**RECORD LIST:**
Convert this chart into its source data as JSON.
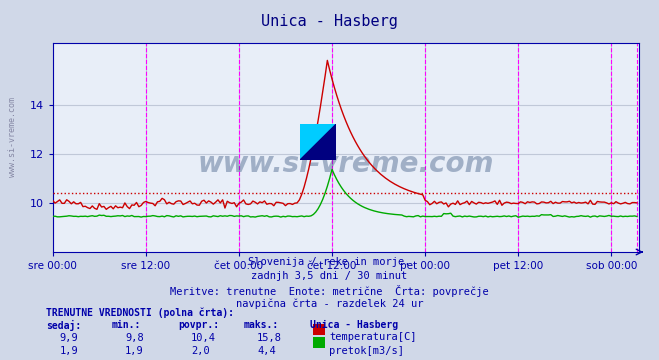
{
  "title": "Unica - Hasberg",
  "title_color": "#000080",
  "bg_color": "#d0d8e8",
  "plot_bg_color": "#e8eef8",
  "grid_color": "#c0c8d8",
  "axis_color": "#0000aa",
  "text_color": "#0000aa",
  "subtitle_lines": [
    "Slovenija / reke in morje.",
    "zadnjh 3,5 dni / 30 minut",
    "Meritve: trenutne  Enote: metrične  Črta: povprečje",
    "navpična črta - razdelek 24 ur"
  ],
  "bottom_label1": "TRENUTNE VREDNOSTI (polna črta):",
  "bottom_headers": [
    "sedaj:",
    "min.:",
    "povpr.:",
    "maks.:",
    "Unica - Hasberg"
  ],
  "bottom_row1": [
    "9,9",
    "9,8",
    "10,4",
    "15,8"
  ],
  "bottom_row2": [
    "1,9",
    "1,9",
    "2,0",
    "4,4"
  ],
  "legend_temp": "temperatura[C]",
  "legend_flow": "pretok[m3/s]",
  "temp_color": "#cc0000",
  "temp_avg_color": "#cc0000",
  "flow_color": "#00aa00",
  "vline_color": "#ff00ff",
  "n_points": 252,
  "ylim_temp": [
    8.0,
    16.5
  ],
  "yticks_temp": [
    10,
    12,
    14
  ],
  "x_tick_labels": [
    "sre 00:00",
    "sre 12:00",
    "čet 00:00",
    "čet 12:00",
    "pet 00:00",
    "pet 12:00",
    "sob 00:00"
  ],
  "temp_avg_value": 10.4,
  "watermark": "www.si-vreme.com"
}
==
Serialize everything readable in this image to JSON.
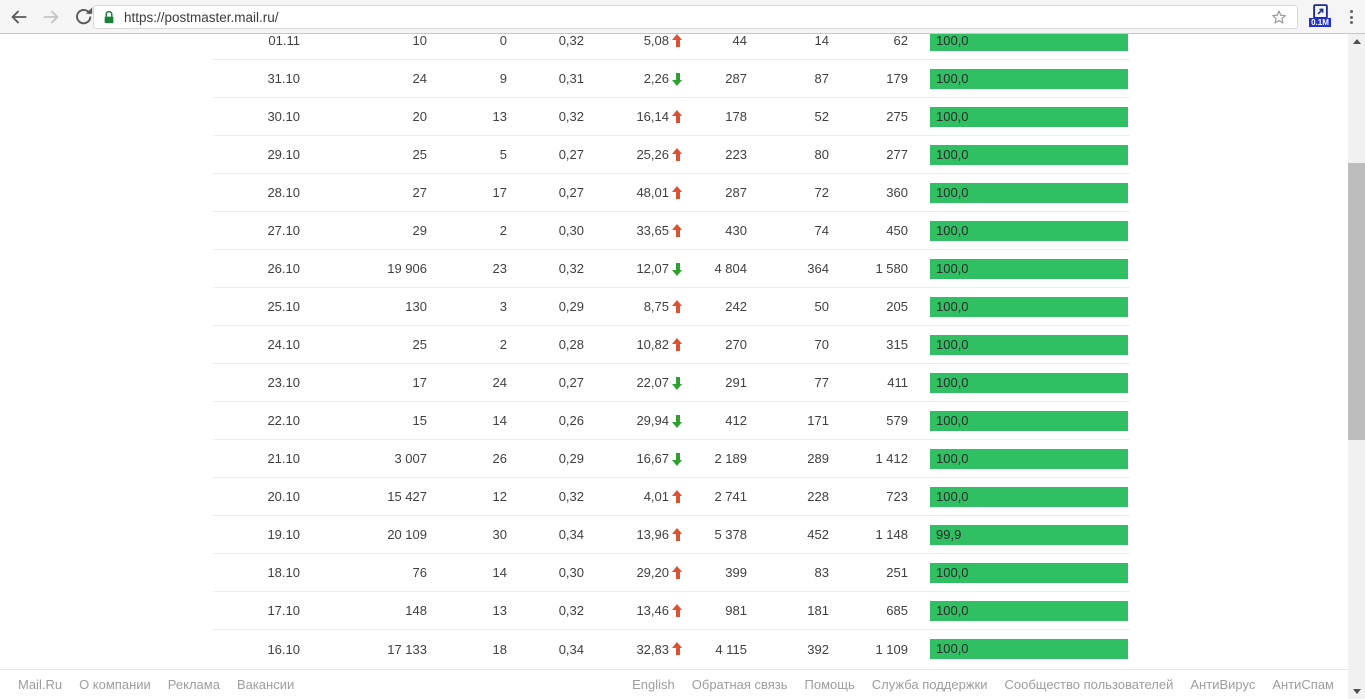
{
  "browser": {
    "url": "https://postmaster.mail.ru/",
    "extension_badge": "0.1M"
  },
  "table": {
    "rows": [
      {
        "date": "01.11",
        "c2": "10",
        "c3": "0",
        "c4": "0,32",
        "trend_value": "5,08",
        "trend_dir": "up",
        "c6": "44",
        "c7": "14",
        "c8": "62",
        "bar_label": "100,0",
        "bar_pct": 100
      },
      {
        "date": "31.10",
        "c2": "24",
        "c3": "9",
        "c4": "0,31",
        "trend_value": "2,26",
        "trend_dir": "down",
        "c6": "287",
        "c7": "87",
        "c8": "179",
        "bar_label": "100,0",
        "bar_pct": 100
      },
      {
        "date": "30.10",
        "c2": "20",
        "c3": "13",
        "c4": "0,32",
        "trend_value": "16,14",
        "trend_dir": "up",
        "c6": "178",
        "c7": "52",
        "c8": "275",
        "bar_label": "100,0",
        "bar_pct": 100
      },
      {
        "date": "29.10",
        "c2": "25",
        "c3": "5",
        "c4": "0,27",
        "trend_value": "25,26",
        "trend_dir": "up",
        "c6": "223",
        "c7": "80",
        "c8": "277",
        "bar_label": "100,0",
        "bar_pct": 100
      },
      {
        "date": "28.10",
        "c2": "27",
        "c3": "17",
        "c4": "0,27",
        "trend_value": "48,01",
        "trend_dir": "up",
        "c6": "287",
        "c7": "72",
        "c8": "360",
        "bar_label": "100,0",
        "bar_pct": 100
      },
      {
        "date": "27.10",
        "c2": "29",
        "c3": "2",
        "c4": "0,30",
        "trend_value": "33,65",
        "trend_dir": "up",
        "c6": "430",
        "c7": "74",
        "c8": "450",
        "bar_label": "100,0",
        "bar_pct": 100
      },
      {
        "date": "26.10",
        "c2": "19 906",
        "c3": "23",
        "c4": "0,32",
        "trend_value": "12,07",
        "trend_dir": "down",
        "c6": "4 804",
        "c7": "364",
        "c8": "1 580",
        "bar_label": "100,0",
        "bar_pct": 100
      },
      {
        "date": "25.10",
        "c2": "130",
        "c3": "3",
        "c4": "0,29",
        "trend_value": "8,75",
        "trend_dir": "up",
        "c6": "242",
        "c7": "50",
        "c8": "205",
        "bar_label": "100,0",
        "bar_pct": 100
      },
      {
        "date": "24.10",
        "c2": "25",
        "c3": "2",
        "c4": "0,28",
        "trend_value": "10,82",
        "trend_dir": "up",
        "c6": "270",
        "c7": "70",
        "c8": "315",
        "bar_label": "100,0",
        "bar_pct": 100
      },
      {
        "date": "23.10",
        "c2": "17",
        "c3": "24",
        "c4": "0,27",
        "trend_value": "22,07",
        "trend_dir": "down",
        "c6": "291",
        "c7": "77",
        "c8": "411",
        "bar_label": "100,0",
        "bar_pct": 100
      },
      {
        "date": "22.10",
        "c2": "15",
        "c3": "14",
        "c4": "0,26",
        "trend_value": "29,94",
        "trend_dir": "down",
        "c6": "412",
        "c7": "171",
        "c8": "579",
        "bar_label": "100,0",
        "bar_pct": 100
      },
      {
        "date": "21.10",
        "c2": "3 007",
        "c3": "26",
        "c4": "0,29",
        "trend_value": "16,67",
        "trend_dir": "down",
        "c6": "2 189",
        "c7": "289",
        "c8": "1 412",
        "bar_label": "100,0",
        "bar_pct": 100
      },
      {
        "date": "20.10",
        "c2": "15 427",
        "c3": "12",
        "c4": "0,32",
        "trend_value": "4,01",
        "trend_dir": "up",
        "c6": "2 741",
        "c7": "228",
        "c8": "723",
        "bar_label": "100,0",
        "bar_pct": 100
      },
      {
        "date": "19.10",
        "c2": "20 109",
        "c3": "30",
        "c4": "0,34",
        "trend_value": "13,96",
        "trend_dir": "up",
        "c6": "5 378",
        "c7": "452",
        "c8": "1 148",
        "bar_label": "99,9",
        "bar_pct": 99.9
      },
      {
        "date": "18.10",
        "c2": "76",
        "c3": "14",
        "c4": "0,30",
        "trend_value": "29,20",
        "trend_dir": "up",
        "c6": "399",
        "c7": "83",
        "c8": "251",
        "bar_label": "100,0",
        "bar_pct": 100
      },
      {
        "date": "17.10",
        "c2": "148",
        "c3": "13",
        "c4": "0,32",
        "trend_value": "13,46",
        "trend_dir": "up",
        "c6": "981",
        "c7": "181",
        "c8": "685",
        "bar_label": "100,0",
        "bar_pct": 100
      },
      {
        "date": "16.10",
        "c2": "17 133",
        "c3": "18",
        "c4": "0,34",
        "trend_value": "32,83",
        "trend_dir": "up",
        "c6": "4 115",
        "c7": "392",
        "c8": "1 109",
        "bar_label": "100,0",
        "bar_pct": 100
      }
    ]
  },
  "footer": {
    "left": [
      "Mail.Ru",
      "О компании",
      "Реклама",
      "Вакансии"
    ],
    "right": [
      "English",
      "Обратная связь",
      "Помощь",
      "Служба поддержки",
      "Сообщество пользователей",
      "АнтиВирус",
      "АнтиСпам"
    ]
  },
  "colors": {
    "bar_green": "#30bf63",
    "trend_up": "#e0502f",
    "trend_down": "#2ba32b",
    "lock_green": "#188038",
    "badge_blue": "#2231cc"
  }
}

**WHAT YOU WILL DO:** Look through the entries above and count each line holding "this"; report the count alone.

**SOLVED EXERCISE:** 2